What this task involves: Lines containing the word "JSON" are to be located and copied.
<<<<
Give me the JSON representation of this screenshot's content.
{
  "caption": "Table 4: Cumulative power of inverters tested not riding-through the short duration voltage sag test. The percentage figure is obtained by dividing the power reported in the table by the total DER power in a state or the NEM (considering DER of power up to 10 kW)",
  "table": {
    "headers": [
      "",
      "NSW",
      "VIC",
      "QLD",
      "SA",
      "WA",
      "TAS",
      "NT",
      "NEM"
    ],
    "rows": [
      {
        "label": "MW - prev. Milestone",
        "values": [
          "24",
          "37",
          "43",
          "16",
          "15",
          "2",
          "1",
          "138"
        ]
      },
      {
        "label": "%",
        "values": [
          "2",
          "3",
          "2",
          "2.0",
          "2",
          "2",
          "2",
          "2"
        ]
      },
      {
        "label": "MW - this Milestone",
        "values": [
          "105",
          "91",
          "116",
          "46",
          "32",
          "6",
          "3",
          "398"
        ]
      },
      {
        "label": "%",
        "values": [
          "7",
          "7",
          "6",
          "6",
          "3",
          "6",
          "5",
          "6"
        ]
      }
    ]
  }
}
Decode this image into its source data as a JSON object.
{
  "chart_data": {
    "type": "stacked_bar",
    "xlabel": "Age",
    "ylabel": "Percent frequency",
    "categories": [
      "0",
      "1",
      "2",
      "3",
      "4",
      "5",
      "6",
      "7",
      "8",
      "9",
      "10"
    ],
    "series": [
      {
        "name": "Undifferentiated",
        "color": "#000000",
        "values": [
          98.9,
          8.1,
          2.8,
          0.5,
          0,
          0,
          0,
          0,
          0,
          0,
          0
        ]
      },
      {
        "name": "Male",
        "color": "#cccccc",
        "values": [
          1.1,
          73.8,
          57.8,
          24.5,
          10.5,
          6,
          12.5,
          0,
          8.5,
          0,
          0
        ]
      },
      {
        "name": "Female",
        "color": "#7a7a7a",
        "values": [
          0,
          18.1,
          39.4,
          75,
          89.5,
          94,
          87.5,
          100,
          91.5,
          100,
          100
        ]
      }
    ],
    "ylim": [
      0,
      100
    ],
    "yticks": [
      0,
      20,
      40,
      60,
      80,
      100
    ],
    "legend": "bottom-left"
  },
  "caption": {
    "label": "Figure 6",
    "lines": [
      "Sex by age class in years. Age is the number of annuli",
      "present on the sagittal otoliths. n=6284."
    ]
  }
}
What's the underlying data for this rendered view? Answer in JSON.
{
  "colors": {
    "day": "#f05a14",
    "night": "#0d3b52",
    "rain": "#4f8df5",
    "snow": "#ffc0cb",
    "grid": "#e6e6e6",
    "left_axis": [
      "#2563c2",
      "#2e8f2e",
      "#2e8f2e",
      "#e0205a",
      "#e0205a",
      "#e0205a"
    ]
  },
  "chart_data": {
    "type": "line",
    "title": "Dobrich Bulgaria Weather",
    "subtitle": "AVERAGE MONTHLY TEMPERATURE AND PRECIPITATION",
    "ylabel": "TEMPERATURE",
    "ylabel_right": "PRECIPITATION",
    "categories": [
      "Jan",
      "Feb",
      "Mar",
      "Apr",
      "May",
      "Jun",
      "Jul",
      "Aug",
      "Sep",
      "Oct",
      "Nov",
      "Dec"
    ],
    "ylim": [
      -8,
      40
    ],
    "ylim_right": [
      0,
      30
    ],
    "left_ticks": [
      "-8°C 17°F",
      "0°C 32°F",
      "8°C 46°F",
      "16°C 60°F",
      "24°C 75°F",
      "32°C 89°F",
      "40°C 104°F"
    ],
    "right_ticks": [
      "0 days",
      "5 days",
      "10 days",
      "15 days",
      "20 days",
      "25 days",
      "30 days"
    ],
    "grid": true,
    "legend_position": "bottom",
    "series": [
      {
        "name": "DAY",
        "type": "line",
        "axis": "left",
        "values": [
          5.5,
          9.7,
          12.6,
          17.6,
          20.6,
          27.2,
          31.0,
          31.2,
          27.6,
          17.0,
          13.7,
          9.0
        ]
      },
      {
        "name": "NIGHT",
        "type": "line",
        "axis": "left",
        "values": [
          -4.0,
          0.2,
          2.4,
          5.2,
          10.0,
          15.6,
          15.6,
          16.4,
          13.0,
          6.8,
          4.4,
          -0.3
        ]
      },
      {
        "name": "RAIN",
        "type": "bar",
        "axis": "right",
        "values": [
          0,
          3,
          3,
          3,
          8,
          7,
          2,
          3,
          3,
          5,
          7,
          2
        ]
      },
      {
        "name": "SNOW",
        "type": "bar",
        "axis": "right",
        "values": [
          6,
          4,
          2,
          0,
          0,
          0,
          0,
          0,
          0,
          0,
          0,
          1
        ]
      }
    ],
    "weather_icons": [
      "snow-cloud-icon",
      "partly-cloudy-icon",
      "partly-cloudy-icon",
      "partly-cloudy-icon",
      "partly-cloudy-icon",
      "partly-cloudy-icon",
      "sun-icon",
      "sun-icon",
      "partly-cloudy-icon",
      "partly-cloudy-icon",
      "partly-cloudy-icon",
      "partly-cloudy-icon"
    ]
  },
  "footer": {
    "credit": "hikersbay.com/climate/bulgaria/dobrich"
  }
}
>>>>
Complete answer:
Give me the JSON representation of this screenshot's content.
Decode this image into its source data as a JSON object.
What's the underlying data for this rendered view? Answer in JSON.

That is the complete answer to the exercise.